#### Goal:
Track down each line that has the word "from" and copy it.

Saved entries
--- Start ---

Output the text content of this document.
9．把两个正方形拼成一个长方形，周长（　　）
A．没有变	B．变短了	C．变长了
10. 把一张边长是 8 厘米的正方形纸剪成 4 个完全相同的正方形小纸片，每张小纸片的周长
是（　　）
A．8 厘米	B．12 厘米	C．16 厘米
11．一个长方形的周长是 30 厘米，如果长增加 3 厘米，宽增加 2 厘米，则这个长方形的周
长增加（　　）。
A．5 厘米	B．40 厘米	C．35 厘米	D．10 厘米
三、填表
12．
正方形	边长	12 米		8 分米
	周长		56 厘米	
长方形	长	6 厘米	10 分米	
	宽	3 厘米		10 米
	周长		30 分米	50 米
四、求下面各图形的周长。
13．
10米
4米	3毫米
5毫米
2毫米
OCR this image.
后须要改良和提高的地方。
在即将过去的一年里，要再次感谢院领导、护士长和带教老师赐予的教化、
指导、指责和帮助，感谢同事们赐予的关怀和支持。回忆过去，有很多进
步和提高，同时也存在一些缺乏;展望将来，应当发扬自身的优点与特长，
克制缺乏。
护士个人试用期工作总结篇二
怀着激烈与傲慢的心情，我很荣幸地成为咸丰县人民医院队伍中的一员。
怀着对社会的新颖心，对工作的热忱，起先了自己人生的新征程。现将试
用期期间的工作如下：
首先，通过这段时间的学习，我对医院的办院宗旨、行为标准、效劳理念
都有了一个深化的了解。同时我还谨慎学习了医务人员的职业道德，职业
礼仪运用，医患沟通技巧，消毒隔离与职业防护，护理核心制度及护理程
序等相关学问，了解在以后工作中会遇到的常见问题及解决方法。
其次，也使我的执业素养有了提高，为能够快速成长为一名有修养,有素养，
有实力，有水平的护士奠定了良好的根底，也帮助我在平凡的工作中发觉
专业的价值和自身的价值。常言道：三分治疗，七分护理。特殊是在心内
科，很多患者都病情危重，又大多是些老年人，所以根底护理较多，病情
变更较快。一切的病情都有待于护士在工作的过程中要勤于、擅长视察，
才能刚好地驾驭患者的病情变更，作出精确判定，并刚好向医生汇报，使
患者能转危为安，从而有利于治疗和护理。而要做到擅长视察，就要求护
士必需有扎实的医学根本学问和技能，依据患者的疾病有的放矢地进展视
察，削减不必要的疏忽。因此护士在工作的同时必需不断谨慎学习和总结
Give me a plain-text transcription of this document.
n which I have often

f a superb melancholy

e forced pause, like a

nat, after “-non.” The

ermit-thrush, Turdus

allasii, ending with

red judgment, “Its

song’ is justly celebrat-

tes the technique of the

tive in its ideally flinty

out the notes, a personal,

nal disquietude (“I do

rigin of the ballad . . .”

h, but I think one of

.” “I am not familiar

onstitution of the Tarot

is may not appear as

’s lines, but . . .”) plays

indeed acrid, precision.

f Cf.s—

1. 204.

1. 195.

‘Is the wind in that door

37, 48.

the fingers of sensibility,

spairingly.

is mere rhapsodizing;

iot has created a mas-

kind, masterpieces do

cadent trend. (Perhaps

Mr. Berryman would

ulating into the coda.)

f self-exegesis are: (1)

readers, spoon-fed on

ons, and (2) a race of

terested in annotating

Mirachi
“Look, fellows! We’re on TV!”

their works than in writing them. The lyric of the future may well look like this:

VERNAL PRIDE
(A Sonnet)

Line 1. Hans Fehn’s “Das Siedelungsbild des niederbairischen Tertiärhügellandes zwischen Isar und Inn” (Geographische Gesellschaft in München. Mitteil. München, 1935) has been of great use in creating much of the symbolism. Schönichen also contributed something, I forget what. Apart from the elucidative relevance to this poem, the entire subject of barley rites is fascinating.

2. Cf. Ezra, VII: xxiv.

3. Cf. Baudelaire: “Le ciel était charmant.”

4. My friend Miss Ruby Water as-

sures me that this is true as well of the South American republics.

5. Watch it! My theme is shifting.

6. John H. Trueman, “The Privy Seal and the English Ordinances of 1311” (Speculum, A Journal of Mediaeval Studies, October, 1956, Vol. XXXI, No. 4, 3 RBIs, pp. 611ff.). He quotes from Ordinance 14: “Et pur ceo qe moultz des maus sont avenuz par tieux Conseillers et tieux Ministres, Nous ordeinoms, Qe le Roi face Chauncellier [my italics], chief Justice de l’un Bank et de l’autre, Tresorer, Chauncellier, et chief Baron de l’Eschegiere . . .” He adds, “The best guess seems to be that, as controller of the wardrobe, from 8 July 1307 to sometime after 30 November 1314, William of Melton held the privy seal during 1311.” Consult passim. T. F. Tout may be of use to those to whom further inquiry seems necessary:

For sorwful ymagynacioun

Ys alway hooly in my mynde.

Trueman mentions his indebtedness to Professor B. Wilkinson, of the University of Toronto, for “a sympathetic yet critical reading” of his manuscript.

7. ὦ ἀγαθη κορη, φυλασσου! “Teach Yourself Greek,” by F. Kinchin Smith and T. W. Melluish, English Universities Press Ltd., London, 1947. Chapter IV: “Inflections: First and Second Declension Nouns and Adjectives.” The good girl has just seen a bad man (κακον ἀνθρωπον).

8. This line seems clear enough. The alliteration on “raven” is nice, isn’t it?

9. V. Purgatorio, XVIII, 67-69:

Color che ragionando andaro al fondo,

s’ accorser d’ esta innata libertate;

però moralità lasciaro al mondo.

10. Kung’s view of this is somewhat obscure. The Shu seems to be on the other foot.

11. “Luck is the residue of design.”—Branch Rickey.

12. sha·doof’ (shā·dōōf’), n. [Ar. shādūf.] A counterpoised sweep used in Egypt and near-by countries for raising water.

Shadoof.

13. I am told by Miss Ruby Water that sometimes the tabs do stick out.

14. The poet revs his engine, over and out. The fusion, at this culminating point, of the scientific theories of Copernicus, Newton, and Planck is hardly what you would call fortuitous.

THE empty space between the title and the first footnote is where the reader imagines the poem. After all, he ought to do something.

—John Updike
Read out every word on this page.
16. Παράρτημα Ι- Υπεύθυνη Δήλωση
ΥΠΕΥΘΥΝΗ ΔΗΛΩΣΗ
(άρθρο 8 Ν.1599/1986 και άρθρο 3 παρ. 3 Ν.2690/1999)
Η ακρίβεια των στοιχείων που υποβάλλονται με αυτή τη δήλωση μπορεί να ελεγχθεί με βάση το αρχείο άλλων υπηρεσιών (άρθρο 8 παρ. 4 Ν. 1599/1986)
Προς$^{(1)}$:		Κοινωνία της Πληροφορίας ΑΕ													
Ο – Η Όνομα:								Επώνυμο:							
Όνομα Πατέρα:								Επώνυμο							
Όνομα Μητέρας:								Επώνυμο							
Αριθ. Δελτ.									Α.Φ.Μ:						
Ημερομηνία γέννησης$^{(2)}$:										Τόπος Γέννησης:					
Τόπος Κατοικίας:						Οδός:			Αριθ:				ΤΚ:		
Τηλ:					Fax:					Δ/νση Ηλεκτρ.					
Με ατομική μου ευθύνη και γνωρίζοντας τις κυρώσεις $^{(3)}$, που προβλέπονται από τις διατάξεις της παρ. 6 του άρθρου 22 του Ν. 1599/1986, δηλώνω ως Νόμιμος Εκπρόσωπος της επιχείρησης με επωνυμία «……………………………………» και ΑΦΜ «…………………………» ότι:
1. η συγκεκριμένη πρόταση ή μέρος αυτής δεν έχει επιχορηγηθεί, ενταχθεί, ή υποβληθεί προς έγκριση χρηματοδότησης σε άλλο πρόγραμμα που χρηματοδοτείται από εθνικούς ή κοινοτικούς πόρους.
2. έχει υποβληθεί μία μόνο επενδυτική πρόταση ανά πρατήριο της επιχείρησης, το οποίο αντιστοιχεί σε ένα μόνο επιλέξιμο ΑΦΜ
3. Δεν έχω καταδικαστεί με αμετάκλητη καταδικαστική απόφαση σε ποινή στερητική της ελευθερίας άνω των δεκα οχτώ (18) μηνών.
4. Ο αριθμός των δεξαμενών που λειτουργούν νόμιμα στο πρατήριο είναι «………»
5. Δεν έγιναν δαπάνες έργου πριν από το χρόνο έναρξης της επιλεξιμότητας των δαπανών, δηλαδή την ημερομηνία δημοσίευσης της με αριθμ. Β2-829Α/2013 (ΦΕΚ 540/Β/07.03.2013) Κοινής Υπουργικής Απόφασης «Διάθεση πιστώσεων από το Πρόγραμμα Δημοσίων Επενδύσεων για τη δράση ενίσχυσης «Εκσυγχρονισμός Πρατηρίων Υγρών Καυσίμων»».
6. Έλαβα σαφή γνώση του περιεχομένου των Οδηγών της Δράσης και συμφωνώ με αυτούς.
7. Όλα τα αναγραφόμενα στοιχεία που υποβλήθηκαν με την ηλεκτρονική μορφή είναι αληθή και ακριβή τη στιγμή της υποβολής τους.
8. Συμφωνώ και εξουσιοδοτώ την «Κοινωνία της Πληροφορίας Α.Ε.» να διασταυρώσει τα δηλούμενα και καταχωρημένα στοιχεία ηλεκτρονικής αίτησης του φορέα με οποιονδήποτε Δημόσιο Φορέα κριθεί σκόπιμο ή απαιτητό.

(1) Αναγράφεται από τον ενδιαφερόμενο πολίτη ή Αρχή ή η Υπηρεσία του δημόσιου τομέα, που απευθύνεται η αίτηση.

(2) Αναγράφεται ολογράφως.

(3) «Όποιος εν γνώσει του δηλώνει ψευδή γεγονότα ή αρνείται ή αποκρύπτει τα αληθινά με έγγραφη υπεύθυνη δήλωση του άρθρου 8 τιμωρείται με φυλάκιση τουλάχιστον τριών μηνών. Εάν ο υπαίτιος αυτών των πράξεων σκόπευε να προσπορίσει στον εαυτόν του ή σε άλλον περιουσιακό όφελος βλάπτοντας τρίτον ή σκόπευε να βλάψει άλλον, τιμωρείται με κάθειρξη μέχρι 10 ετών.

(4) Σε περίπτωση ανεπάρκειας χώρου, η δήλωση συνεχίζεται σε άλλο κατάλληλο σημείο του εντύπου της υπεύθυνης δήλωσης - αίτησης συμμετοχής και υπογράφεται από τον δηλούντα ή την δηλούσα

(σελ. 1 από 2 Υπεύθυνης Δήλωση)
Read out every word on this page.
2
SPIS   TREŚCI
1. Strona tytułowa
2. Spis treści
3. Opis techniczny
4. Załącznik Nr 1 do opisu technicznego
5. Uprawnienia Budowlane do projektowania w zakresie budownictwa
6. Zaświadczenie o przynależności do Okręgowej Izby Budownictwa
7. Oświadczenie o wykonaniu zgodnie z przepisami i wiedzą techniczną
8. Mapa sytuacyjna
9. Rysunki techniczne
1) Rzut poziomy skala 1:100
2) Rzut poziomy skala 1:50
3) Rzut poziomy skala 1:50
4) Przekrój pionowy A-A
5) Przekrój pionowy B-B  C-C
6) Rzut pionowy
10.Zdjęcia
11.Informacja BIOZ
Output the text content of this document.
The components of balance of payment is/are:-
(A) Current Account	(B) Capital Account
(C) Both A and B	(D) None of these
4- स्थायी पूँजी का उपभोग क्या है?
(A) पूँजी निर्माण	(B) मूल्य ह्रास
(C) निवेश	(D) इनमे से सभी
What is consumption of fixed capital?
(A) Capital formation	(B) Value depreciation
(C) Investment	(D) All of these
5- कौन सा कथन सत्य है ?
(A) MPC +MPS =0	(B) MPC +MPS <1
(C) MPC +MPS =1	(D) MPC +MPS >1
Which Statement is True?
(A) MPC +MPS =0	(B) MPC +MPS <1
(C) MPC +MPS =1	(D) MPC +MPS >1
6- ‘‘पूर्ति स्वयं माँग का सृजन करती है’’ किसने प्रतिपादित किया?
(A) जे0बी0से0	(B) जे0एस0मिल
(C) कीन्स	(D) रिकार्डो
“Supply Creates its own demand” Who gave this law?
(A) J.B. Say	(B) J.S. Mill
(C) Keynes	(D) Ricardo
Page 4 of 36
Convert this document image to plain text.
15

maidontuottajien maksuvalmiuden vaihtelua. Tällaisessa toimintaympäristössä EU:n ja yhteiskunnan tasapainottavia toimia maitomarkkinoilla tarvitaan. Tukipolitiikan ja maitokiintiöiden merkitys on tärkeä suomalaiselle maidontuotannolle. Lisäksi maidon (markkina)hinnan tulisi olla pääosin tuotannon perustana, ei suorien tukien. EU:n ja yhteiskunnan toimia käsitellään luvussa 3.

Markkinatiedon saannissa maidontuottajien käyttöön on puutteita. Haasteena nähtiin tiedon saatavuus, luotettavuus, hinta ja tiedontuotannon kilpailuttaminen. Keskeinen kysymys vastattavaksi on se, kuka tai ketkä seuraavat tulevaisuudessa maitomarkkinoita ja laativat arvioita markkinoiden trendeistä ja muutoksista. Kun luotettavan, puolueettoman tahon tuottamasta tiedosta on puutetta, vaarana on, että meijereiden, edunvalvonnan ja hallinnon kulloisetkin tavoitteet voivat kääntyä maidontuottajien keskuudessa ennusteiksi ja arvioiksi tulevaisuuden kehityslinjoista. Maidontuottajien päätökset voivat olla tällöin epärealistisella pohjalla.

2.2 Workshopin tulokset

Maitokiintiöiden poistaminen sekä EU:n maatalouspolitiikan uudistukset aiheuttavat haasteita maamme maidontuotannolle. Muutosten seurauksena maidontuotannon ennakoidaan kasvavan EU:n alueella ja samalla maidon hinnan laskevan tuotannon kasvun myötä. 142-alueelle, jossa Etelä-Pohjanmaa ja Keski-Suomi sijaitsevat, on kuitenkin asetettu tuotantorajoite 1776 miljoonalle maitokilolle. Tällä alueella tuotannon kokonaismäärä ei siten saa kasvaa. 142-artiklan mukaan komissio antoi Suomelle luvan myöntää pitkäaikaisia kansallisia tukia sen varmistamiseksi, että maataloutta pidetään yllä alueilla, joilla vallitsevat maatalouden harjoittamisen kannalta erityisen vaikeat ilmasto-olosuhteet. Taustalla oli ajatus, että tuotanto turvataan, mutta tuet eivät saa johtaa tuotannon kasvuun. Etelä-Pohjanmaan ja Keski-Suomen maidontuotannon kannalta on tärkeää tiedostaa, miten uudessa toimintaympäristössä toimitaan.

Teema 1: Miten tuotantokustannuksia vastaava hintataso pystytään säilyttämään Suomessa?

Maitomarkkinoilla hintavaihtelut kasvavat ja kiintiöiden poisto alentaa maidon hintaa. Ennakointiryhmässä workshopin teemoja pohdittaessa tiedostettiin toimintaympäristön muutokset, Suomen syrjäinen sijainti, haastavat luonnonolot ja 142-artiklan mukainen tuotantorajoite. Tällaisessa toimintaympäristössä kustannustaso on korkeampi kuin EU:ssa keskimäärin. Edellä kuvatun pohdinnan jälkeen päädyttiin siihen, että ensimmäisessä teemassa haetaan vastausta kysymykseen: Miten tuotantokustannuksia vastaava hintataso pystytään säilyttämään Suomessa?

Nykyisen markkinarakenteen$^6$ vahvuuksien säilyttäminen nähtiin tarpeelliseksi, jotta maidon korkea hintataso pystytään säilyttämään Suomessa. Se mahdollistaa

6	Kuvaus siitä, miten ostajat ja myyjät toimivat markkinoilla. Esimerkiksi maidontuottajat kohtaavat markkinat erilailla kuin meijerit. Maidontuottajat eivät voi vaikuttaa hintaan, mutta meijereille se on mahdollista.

--- End ---

#### Task response:
Line 1. Hans Fehn’s “Das Siedelungsbild des niederbairischen Tertiärhügellandes zwischen Isar und Inn” (Geographische Gesellschaft in München. Mitteil. München, 1935) has been of great use in creating much of the symbolism. Schönichen also contributed something, I forget what. Apart from the elucidative relevance to this poem, the entire subject of barley rites is fascinating.
6. John H. Trueman, “The Privy Seal and the English Ordinances of 1311” (Speculum, A Journal of Mediaeval Studies, October, 1956, Vol. XXXI, No. 4, 3 RBIs, pp. 611ff.). He quotes from Ordinance 14: “Et pur ceo qe moultz des maus sont avenuz par tieux Conseillers et tieux Ministres, Nous ordeinoms, Qe le Roi face Chauncellier [my italics], chief Justice de l’un Bank et de l’autre, Tresorer, Chauncellier, et chief Baron de l’Eschegiere . . .” He adds, “The best guess seems to be that, as controller of the wardrobe, from 8 July 1307 to sometime after 30 November 1314, William of Melton held the privy seal during 1311.” Consult passim. T. F. Tout may be of use to those to whom further inquiry seems necessary:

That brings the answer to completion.